=== REQUIREMENT ===
Only lines with the word "White" are needed; collect each of them from the listing below.

=== RECORDS FOR THE EXERCISE ===
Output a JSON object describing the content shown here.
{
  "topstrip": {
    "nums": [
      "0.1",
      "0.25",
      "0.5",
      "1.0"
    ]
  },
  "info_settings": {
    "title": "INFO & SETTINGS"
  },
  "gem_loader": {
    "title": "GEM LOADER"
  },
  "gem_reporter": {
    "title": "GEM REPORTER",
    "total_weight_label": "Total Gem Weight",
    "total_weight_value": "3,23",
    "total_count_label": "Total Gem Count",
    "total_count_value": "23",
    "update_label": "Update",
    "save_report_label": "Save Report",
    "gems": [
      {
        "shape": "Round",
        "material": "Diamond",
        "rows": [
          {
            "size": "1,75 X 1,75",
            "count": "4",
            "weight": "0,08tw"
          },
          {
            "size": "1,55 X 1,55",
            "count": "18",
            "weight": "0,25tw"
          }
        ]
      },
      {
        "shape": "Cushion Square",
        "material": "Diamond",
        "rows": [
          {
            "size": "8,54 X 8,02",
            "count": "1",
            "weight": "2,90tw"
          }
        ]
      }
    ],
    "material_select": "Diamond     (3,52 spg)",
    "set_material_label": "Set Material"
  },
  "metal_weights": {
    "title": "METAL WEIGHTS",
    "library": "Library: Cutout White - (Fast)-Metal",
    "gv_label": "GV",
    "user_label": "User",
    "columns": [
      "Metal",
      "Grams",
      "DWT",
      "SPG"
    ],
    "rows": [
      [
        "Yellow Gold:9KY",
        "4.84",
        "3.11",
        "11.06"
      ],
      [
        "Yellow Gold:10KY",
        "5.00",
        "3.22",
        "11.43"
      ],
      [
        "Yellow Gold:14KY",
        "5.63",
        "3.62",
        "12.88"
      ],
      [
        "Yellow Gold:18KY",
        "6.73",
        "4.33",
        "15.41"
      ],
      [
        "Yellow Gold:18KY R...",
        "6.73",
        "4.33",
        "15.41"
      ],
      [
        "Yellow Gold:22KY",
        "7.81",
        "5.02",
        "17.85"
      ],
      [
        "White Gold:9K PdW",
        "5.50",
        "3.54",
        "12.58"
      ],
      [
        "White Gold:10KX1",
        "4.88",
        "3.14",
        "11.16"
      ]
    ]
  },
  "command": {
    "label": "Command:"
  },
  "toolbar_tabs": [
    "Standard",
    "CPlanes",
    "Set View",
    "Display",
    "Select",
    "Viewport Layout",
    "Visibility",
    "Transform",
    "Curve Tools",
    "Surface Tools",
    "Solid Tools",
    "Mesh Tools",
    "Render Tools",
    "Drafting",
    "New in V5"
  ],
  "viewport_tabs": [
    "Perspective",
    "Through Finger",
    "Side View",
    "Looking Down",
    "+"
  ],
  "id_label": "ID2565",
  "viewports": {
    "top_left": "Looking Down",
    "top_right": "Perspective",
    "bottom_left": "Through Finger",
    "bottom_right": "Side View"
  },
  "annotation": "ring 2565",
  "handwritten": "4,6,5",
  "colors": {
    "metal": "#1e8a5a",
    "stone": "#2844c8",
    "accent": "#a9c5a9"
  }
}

=== TASK RESULT ===
    "library": "Library: Cutout White - (Fast)-Metal",
        "White Gold:9K PdW",
        "White Gold:10KX1",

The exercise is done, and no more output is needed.